### Task prompt
From the entries below, say how many lines carry the word "cabeza", and give nothing but the number.

= = = = =

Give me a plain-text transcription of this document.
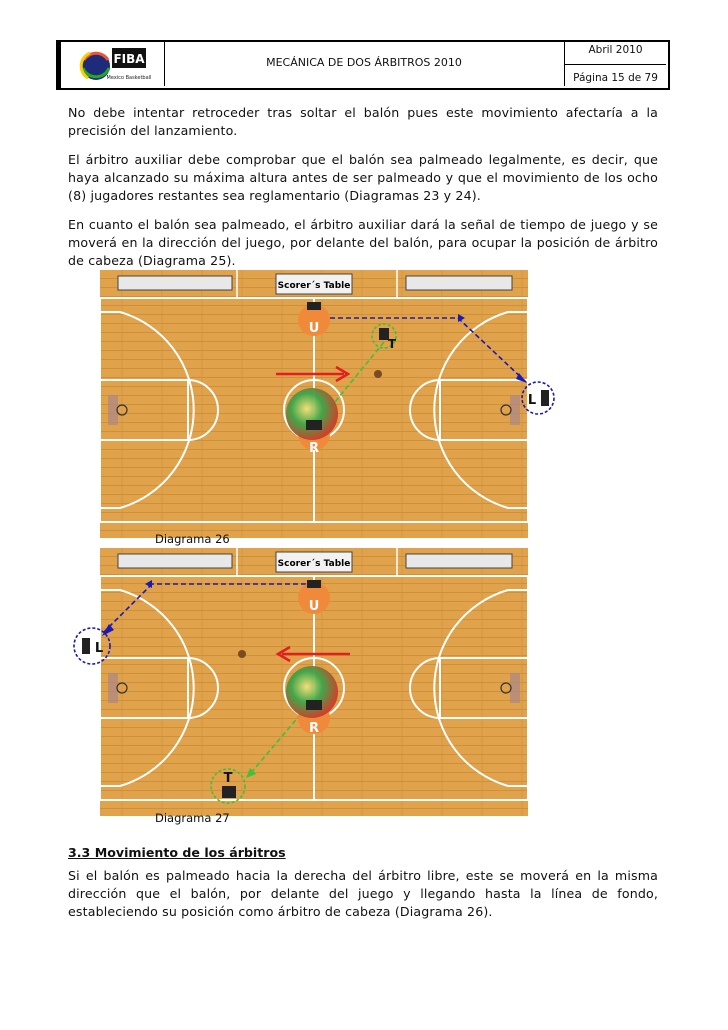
FIBA
Mexico Basketball
MECÁNICA DE DOS ÁRBITROS 2010
Abril 2010
Página 15 de 79
No debe intentar retroceder tras soltar el balón pues este movimiento afectaría a la precisión del lanzamiento.
El árbitro auxiliar debe comprobar que el balón sea palmeado legalmente, es decir, que haya alcanzado su máxima altura antes de ser palmeado y que el movimiento de los ocho (8) jugadores restantes sea reglamentario (Diagramas 23 y 24).
En cuanto el balón sea palmeado, el árbitro auxiliar dará la señal de tiempo de juego y se moverá en la dirección del juego, por delante del balón, para ocupar la posición de árbitro de cabeza (Diagrama 25).
Scorer´s Table
U
T
L
R
Diagrama 26
Scorer´s Table
U
R
T
L
Diagrama 27
3.3 Movimiento de los árbitros
Si el balón es palmeado hacia la derecha del árbitro libre, este se moverá en la misma dirección que el balón, por delante del juego y llegando hasta la línea de fondo, estableciendo su posición como árbitro de cabeza (Diagrama 26).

= = = = =

### Answer in full
2